Start of Provided data

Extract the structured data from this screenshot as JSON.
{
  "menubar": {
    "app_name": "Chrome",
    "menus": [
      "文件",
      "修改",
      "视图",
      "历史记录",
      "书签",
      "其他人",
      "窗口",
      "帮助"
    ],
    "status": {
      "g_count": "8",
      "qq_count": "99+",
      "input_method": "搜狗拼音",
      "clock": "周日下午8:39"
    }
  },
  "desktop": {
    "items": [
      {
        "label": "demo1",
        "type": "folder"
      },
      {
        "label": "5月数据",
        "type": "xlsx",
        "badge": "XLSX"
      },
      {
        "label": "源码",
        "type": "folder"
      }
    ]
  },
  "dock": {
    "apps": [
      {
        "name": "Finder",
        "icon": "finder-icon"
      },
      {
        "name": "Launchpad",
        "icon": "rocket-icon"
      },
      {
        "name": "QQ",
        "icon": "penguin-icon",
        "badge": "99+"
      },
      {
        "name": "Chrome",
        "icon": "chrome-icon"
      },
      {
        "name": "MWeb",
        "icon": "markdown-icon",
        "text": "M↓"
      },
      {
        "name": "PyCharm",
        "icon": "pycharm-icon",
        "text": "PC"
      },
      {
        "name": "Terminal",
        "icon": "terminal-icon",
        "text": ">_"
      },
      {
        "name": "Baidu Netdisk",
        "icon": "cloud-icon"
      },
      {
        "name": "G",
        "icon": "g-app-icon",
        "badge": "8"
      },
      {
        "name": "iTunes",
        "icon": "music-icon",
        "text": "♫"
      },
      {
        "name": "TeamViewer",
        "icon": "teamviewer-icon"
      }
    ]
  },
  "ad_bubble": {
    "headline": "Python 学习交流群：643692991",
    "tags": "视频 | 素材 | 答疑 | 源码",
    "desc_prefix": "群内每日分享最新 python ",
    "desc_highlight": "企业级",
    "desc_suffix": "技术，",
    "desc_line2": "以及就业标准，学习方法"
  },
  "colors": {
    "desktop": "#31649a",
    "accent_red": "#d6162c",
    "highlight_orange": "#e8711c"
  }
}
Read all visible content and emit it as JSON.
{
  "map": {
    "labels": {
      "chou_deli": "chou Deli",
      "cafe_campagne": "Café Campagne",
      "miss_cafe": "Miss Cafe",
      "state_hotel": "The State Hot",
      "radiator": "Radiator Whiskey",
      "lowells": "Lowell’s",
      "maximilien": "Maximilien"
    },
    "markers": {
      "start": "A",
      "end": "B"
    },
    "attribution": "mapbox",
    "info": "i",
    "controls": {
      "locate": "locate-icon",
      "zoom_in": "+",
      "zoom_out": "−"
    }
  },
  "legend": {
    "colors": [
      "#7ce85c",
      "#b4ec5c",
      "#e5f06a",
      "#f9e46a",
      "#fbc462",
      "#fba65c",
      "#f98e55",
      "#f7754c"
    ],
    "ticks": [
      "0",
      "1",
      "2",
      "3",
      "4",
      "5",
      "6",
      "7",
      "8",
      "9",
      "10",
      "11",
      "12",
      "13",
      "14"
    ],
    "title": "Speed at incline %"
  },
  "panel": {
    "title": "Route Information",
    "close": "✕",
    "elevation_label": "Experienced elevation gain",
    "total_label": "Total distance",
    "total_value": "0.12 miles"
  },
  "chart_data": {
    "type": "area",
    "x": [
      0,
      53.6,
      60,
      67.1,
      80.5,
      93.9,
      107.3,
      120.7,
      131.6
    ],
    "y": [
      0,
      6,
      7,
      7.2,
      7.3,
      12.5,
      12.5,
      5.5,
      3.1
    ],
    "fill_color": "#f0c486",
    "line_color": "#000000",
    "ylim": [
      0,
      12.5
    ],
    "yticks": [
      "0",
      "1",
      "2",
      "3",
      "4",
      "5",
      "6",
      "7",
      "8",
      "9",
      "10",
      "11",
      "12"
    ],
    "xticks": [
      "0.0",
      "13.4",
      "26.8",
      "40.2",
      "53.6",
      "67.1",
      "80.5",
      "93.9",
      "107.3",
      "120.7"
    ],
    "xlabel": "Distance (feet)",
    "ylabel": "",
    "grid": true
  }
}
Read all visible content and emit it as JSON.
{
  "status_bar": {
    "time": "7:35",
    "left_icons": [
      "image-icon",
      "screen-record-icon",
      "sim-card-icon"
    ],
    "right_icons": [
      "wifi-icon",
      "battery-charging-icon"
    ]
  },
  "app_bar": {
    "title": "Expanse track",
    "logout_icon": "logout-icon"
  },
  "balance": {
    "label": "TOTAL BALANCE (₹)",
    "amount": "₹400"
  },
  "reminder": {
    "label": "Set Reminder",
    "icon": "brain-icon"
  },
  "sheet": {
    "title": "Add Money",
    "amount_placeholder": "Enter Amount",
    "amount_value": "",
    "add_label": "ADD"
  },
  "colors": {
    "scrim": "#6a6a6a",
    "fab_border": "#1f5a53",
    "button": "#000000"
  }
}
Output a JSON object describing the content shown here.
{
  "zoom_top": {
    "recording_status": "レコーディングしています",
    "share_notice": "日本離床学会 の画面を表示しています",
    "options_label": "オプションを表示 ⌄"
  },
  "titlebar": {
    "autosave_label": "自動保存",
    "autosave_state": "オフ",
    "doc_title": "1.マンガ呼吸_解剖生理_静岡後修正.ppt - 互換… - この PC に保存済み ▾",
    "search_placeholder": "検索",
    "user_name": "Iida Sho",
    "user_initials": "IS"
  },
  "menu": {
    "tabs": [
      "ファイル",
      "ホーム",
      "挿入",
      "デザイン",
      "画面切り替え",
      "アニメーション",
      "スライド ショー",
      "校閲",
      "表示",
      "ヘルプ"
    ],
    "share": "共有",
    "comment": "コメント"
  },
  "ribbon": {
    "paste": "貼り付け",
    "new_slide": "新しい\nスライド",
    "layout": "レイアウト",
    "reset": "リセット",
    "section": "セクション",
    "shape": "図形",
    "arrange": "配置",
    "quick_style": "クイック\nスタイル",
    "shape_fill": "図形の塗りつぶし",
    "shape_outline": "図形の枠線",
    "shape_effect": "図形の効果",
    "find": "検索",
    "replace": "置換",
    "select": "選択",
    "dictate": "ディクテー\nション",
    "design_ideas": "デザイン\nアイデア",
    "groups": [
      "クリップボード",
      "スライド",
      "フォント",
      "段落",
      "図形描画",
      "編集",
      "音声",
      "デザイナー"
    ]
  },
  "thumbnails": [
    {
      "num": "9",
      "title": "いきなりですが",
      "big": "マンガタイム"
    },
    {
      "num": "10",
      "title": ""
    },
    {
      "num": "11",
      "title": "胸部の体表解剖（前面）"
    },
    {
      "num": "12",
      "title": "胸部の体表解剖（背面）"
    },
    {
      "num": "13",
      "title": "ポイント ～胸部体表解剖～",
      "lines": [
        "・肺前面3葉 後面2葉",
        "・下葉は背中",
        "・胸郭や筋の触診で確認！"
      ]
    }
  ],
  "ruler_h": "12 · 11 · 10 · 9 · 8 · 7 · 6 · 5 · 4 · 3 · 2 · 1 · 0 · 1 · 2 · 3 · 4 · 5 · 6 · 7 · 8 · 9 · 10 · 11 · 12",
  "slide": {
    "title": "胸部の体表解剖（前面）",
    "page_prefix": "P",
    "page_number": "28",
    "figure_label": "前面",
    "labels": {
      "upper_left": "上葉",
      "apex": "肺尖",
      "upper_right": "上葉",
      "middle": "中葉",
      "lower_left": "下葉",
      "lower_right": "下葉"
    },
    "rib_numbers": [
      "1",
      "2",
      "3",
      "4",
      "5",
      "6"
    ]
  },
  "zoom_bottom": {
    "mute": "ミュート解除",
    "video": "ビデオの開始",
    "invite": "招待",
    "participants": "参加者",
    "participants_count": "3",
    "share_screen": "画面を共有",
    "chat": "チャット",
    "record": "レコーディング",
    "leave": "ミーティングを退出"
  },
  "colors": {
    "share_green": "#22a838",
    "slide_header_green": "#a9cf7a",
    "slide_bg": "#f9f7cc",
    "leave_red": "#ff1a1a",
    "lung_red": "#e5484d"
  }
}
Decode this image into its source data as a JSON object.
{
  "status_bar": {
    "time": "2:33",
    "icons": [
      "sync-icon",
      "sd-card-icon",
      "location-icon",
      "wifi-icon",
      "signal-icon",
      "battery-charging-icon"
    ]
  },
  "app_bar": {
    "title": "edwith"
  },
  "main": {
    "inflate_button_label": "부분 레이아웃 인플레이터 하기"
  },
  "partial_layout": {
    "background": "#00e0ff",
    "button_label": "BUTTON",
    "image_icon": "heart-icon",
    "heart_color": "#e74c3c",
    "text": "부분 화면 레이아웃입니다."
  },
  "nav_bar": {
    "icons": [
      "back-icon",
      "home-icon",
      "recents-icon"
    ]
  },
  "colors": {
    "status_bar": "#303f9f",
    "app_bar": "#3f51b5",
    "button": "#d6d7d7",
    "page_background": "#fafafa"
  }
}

End of Provided data

» What is required: Gather up every line in the data above that contains the word "object", copying each one.

» Answer to this task:
Output a JSON object describing the content shown here.
Decode this image into its source data as a JSON object.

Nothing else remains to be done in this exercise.